**What is asked:**
Check every line for the word "Discharge" and state how many lines have it. Reply with the number alone.
[start]
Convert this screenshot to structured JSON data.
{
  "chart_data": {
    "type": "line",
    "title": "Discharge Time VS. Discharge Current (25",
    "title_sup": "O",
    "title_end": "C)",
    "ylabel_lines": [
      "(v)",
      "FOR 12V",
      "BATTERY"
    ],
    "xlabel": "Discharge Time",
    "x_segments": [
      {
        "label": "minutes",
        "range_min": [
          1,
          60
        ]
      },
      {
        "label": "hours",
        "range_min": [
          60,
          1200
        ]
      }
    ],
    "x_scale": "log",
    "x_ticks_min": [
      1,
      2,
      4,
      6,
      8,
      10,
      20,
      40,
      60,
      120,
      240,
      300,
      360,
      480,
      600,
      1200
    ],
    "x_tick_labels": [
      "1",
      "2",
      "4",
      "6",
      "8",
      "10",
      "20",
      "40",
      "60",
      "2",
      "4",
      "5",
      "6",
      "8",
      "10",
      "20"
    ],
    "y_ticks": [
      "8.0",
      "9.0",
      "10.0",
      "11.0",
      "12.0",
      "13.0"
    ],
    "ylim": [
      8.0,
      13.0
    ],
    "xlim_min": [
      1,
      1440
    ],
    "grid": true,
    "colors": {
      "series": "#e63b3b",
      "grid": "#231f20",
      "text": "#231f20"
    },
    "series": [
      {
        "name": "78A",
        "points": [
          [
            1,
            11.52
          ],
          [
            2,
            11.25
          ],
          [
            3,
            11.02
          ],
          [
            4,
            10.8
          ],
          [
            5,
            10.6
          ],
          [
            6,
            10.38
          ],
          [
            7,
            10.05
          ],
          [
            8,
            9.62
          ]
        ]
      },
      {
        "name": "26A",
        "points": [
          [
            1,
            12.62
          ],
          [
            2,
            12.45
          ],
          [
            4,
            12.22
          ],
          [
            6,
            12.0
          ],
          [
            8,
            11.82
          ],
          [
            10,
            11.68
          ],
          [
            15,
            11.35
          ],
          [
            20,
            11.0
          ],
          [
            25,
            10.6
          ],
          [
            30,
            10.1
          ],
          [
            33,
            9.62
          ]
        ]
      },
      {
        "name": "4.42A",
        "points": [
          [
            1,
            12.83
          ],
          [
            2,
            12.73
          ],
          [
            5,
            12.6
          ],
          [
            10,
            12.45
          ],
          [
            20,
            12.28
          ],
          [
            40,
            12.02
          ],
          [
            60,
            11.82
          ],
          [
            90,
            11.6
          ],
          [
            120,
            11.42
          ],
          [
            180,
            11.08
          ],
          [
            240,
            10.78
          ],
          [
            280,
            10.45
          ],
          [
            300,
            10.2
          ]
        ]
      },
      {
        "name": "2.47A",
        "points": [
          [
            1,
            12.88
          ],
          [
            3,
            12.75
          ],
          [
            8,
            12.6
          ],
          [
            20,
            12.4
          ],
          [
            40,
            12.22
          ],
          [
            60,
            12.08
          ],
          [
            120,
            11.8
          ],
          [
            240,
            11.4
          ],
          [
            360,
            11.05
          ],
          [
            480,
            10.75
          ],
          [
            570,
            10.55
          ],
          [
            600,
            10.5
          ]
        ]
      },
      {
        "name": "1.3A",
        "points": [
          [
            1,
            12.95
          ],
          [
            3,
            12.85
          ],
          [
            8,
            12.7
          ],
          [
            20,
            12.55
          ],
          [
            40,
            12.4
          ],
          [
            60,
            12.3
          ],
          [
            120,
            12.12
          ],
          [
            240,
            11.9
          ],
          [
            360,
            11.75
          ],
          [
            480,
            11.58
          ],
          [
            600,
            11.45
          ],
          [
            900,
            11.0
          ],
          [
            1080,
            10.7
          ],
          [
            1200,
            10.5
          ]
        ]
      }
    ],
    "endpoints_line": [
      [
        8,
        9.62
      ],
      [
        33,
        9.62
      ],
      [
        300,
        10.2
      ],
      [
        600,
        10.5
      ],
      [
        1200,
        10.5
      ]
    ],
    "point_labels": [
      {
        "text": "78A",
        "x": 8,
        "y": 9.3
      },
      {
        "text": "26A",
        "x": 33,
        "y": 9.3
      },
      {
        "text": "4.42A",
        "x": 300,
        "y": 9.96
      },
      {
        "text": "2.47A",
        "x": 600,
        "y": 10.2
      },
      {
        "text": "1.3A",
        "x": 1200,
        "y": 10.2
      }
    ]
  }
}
[end]
[start]
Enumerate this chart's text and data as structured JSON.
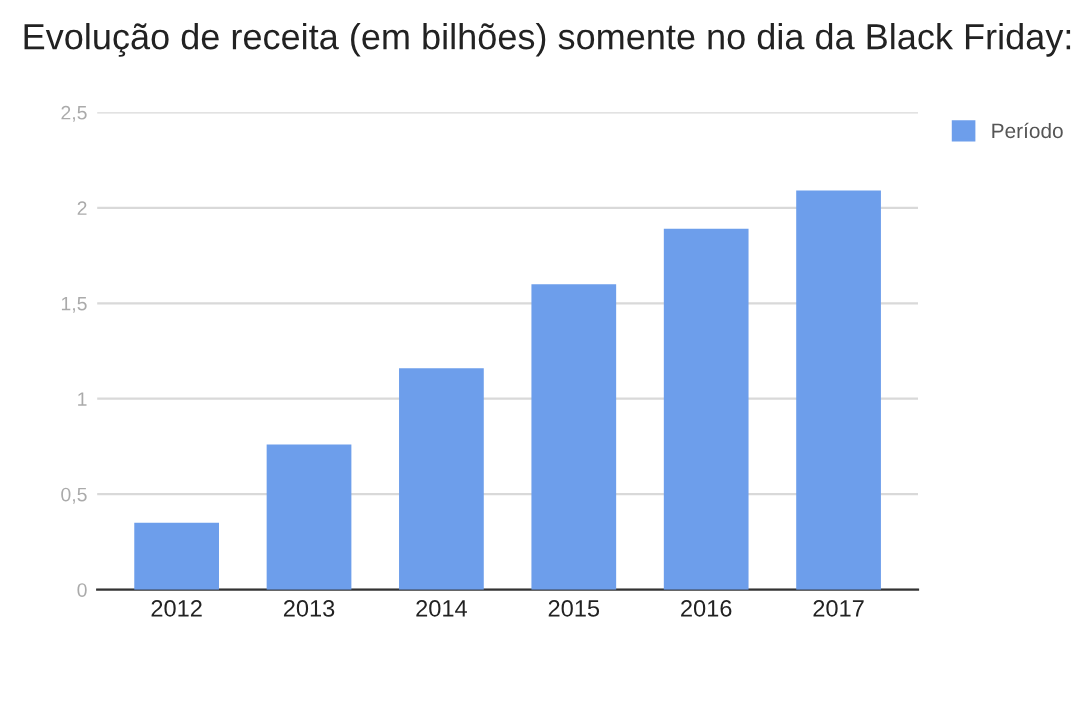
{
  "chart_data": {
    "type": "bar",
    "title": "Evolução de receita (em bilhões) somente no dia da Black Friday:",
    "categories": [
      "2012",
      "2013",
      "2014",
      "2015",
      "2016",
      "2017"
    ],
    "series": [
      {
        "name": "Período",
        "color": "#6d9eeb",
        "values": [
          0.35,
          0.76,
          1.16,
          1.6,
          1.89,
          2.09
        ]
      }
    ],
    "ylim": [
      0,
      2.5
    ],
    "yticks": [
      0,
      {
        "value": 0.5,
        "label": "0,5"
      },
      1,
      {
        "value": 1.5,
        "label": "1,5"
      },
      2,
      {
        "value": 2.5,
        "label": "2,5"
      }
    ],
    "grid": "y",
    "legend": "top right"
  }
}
[end]
[start]
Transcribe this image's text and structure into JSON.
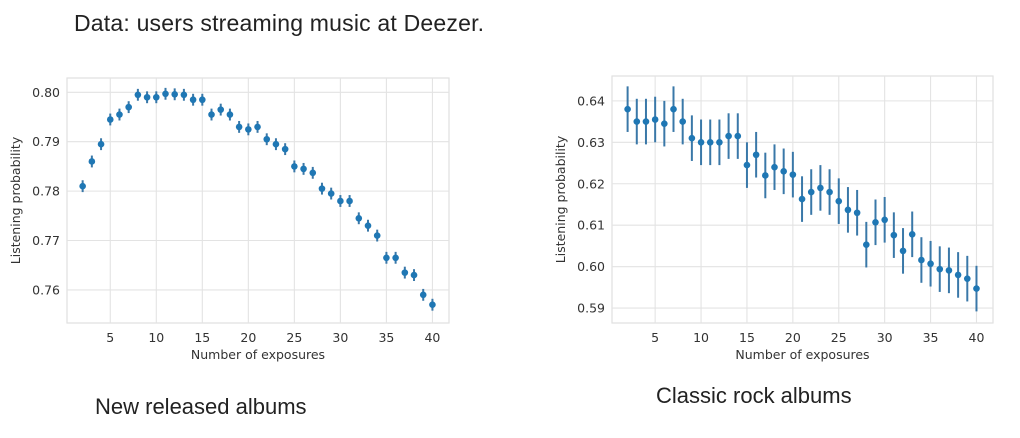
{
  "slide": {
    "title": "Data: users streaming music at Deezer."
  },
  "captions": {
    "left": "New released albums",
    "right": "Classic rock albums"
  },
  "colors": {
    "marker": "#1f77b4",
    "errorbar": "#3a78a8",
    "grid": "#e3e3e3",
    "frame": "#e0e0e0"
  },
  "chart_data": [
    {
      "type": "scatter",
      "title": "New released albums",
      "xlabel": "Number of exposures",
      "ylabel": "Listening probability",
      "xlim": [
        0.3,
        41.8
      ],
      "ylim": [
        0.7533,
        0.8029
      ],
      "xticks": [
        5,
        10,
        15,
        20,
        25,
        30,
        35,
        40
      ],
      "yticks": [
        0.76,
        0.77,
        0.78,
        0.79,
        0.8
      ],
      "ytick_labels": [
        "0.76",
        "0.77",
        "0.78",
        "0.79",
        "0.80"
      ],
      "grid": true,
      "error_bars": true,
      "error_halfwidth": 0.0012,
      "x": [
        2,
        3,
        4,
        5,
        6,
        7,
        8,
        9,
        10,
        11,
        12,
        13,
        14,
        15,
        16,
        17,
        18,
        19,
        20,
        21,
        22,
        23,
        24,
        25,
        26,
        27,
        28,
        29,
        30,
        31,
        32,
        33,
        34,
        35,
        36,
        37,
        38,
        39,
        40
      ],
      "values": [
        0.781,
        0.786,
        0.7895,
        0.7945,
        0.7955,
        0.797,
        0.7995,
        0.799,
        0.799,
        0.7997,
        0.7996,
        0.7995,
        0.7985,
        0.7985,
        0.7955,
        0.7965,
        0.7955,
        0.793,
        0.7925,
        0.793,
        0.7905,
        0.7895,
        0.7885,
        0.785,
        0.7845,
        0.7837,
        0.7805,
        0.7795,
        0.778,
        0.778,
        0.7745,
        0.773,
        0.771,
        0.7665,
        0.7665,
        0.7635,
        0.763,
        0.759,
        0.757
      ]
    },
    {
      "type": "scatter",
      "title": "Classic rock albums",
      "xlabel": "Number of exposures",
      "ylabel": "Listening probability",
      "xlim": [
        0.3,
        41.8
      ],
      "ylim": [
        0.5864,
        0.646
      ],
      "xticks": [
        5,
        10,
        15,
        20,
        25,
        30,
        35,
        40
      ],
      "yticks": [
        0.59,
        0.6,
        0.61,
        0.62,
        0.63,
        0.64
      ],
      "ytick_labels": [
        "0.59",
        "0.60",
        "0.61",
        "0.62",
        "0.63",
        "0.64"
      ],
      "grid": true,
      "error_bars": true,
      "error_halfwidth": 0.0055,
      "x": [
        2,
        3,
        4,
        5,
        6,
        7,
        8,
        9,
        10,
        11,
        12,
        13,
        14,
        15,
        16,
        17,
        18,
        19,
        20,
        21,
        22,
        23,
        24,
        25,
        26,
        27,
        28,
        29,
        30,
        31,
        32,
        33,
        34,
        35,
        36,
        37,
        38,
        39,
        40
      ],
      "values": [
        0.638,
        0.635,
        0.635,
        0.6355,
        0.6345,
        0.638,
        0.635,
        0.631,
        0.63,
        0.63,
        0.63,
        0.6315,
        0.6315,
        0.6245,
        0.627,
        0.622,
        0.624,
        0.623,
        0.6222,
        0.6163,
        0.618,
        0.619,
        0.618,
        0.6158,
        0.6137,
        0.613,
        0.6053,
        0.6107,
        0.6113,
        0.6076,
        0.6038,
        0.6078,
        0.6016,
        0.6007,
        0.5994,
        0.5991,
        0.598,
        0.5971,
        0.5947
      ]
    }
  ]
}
[end]
**Correct answer:**
2